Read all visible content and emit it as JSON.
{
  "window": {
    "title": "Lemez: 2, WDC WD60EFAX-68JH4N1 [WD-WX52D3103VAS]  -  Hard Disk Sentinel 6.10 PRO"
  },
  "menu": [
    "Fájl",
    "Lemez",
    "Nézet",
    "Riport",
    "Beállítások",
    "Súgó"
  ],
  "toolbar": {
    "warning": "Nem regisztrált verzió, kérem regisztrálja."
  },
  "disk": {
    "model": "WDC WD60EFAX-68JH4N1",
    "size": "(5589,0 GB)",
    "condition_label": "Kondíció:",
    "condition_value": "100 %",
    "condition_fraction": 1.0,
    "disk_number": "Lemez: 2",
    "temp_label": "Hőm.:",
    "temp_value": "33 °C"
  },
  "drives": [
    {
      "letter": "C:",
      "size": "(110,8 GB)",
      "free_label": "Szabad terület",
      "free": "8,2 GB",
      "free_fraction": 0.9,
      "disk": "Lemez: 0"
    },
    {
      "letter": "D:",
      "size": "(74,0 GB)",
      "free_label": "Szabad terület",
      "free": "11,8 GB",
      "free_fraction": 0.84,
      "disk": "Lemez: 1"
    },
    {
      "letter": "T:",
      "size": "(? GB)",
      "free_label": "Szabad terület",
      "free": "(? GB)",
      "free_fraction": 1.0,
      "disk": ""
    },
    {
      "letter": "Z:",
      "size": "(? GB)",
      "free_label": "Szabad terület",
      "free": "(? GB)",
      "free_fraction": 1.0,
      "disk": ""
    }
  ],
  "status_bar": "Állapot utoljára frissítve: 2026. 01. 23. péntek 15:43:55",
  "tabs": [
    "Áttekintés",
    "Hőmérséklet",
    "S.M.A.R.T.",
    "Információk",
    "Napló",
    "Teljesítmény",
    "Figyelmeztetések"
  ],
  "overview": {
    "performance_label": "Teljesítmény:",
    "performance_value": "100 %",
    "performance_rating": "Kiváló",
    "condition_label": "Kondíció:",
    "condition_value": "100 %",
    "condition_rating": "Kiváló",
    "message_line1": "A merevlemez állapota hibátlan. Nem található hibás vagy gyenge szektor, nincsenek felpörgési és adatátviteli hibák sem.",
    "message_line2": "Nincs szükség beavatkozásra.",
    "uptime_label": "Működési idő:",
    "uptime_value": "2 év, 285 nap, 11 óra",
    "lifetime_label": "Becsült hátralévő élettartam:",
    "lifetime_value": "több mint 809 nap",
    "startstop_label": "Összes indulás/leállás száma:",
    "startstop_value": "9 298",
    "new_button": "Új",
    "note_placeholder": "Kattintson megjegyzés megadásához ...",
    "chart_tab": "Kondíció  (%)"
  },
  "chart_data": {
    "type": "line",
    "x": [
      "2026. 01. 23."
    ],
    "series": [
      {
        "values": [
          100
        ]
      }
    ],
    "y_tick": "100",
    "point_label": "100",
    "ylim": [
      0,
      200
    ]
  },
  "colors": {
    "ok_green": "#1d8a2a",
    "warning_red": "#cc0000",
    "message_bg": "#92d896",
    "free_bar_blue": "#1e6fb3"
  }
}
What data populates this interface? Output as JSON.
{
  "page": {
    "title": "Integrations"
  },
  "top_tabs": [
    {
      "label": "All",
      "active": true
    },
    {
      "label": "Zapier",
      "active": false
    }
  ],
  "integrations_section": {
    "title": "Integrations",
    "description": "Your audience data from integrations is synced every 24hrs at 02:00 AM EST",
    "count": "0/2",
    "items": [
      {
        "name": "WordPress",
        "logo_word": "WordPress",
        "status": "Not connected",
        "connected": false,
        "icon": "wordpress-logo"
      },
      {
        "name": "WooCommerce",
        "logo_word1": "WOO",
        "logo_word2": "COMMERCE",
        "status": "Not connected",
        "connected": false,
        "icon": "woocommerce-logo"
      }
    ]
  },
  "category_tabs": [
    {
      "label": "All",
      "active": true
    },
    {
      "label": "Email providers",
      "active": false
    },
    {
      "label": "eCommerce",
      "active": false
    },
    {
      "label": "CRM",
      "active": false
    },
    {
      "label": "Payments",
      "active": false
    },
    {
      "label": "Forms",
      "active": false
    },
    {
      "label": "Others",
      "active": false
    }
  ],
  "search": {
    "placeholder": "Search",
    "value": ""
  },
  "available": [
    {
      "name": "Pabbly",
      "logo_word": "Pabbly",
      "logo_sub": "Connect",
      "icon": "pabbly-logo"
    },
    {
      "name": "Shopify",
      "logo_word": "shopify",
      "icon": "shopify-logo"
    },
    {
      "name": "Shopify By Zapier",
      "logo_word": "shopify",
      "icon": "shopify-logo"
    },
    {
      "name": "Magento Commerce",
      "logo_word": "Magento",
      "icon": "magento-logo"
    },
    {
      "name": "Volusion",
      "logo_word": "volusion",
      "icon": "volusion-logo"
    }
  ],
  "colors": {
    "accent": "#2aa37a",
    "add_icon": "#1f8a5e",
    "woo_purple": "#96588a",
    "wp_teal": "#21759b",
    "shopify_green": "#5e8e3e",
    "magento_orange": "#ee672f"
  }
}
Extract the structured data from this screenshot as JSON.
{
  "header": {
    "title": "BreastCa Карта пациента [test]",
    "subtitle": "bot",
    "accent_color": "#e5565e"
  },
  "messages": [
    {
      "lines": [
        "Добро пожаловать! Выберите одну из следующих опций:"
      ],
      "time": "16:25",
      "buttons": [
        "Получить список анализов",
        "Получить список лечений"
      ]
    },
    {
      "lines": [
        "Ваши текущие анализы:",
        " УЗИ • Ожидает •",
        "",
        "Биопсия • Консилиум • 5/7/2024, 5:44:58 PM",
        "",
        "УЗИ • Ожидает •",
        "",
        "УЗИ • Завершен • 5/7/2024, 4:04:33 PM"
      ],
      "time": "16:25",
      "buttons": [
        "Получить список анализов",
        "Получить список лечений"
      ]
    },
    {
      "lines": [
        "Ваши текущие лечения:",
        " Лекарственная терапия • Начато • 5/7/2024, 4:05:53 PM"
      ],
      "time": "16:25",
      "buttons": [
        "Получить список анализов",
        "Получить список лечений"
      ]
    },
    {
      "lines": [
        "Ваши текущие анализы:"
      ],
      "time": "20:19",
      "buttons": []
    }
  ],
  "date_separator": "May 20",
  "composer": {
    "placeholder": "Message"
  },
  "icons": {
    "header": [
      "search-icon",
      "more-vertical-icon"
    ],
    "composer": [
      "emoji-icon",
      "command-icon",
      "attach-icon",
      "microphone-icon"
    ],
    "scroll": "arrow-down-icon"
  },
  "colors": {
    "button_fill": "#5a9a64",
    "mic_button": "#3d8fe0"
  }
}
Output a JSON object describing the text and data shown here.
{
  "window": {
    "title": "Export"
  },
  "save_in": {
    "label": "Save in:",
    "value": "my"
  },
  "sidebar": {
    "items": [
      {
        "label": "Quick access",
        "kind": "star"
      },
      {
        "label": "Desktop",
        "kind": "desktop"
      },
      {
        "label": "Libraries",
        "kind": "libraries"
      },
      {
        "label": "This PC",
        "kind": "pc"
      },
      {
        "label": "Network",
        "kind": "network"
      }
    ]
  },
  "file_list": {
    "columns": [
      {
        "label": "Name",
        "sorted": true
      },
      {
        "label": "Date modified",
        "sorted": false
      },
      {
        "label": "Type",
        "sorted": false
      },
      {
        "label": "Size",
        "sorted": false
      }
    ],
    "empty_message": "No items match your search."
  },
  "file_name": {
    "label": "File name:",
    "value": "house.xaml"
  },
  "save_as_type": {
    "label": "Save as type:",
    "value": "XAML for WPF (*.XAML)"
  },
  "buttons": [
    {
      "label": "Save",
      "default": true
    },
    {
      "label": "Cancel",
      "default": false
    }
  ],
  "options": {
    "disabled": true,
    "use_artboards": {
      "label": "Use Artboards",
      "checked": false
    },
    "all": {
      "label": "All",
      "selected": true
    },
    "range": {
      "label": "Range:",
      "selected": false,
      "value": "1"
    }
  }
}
---
Given task -> Identify each line of the material where the word "Zapier" shows up, and copy it.

Task response ->
      "label": "Zapier",
      "name": "Shopify By Zapier",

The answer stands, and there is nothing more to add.